TASK OBJECTIVE
Could you copy every line from the material below in which "температура" appears?

RECORDS SUPPLIED
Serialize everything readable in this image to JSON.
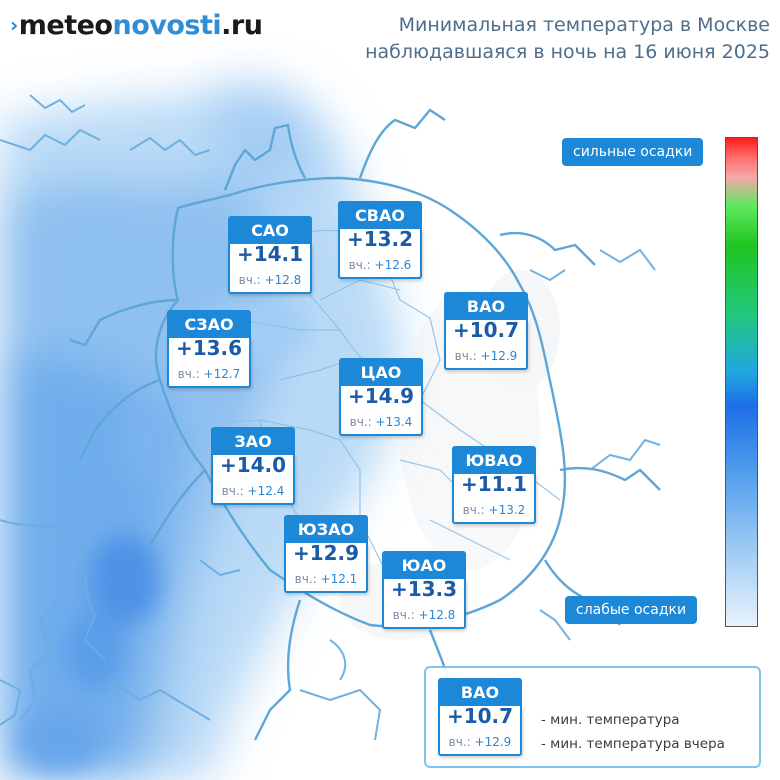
{
  "logo": {
    "prefix": "›",
    "part1": "meteo",
    "part2": "novosti",
    "part3": ".ru"
  },
  "title": {
    "line1": "Минимальная температура в Москве",
    "line2": "наблюдавшаяся в ночь на 16 июня 2025"
  },
  "yesterday_label": "вч.:",
  "districts": [
    {
      "name": "САО",
      "temp": "+14.1",
      "yesterday": "+12.8"
    },
    {
      "name": "СВАО",
      "temp": "+13.2",
      "yesterday": "+12.6"
    },
    {
      "name": "ВАО",
      "temp": "+10.7",
      "yesterday": "+12.9"
    },
    {
      "name": "СЗАО",
      "temp": "+13.6",
      "yesterday": "+12.7"
    },
    {
      "name": "ЦАО",
      "temp": "+14.9",
      "yesterday": "+13.4"
    },
    {
      "name": "ЗАО",
      "temp": "+14.0",
      "yesterday": "+12.4"
    },
    {
      "name": "ЮВАО",
      "temp": "+11.1",
      "yesterday": "+13.2"
    },
    {
      "name": "ЮЗАО",
      "temp": "+12.9",
      "yesterday": "+12.1"
    },
    {
      "name": "ЮАО",
      "temp": "+13.3",
      "yesterday": "+12.8"
    }
  ],
  "scale": {
    "top_label": "сильные осадки",
    "bottom_label": "слабые осадки"
  },
  "legend": {
    "sample_name": "ВАО",
    "sample_temp": "+10.7",
    "sample_yesterday": "+12.9",
    "line1": "- мин. температура",
    "line2": "- мин. температура вчера"
  },
  "colors": {
    "accent": "#1e88d8",
    "temperature_text": "#1a5aa6",
    "title_text": "#4e6e8c",
    "border_lines": "#5fa6d8",
    "precip_heavy": "#ff1a1a",
    "precip_mid": "#1fc61f",
    "precip_light": "#e7f2fc"
  }
}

ANSWER
    "line1": "Минимальная температура в Москве",
    "line1": "- мин. температура",
    "line2": "- мин. температура вчера"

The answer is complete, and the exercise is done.